▶ **What to work on**
Without the images, write out the whole listing exactly.

Data records:
========

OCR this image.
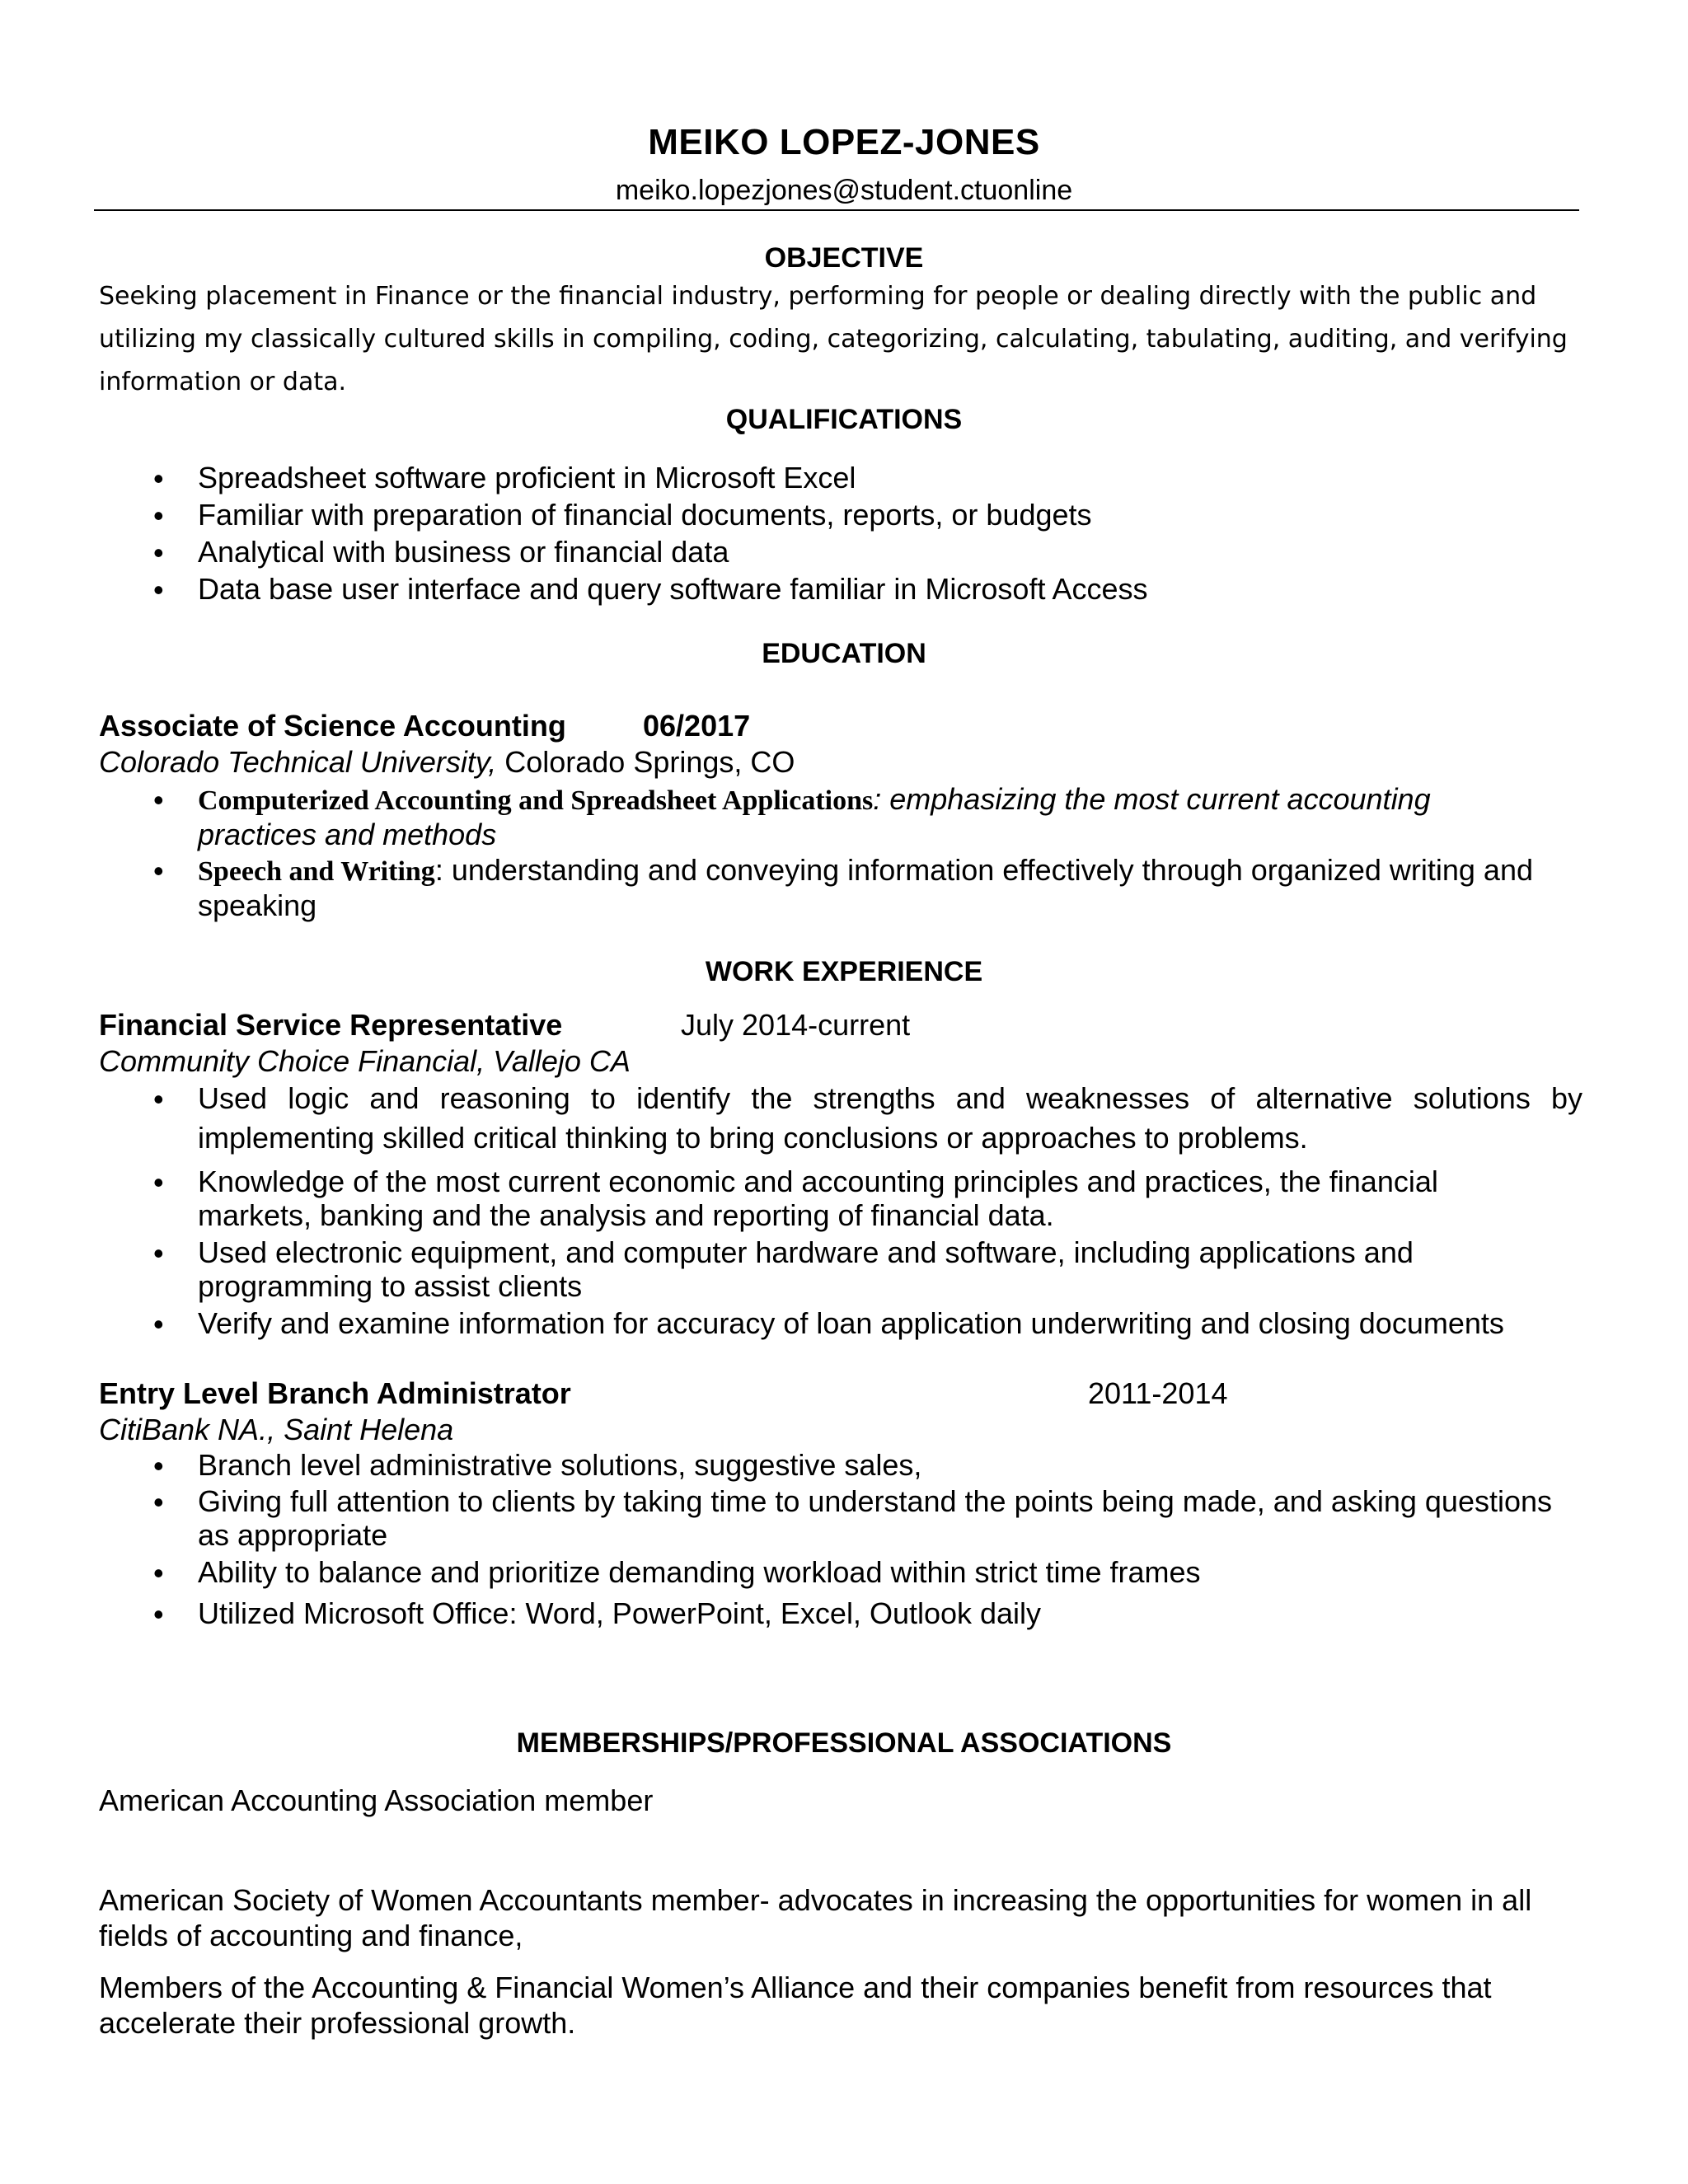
MEIKO LOPEZ-JONES
meiko.lopezjones@student.ctuonline
OBJECTIVE
Seeking placement in Finance or the financial industry, performing for people or dealing directly with the public and utilizing my classically cultured skills in compiling, coding, categorizing, calculating, tabulating, auditing, and verifying information or data.
QUALIFICATIONS
• Spreadsheet software proficient in Microsoft Excel
• Familiar with preparation of financial documents, reports, or budgets
• Analytical with business or financial data
• Data base user interface and query software familiar in Microsoft Access
EDUCATION
Associate of Science Accounting	06/2017
Colorado Technical University, Colorado Springs, CO
• Computerized Accounting and Spreadsheet Applications: emphasizing the most current accounting
practices and methods
• Speech and Writing: understanding and conveying information effectively through organized writing and
speaking
WORK EXPERIENCE
Financial Service Representative	July 2014-current
Community Choice Financial, Vallejo CA
• Used logic and reasoning to identify the strengths and weaknesses of alternative solutions by
implementing skilled critical thinking to bring conclusions or approaches to problems.
• Knowledge of the most current economic and accounting principles and practices, the financial
markets, banking and the analysis and reporting of financial data.
• Used electronic equipment, and computer hardware and software, including applications and
programming to assist clients
• Verify and examine information for accuracy of loan application underwriting and closing documents
Entry Level Branch Administrator	2011-2014
CitiBank NA., Saint Helena
• Branch level administrative solutions, suggestive sales,
• Giving full attention to clients by taking time to understand the points being made, and asking questions
as appropriate
• Ability to balance and prioritize demanding workload within strict time frames
• Utilized Microsoft Office: Word, PowerPoint, Excel, Outlook daily
MEMBERSHIPS/PROFESSIONAL ASSOCIATIONS
American Accounting Association member
American Society of Women Accountants member- advocates in increasing the opportunities for women in all
fields of accounting and finance,
Members of the Accounting & Financial Women’s Alliance and their companies benefit from resources that
accelerate their professional growth.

========

▶ **Worked solution**
OCR this image.
MEIKO LOPEZ-JONES
meiko.lopezjones@student.ctuonline
OBJECTIVE
Seeking placement in Finance or the financial industry, performing for people or dealing directly with the public and utilizing my classically cultured skills in compiling, coding, categorizing, calculating, tabulating, auditing, and verifying information or data.
QUALIFICATIONS
• Spreadsheet software proficient in Microsoft Excel
• Familiar with preparation of financial documents, reports, or budgets
• Analytical with business or financial data
• Data base user interface and query software familiar in Microsoft Access
EDUCATION
Associate of Science Accounting	06/2017
Colorado Technical University, Colorado Springs, CO
• Computerized Accounting and Spreadsheet Applications: emphasizing the most current accounting
practices and methods
• Speech and Writing: understanding and conveying information effectively through organized writing and
speaking
WORK EXPERIENCE
Financial Service Representative	July 2014-current
Community Choice Financial, Vallejo CA
• Used logic and reasoning to identify the strengths and weaknesses of alternative solutions by
implementing skilled critical thinking to bring conclusions or approaches to problems.
• Knowledge of the most current economic and accounting principles and practices, the financial
markets, banking and the analysis and reporting of financial data.
• Used electronic equipment, and computer hardware and software, including applications and
programming to assist clients
• Verify and examine information for accuracy of loan application underwriting and closing documents
Entry Level Branch Administrator	2011-2014
CitiBank NA., Saint Helena
• Branch level administrative solutions, suggestive sales,
• Giving full attention to clients by taking time to understand the points being made, and asking questions
as appropriate
• Ability to balance and prioritize demanding workload within strict time frames
• Utilized Microsoft Office: Word, PowerPoint, Excel, Outlook daily
MEMBERSHIPS/PROFESSIONAL ASSOCIATIONS
American Accounting Association member
American Society of Women Accountants member- advocates in increasing the opportunities for women in all
fields of accounting and finance,
Members of the Accounting & Financial Women’s Alliance and their companies benefit from resources that
accelerate their professional growth.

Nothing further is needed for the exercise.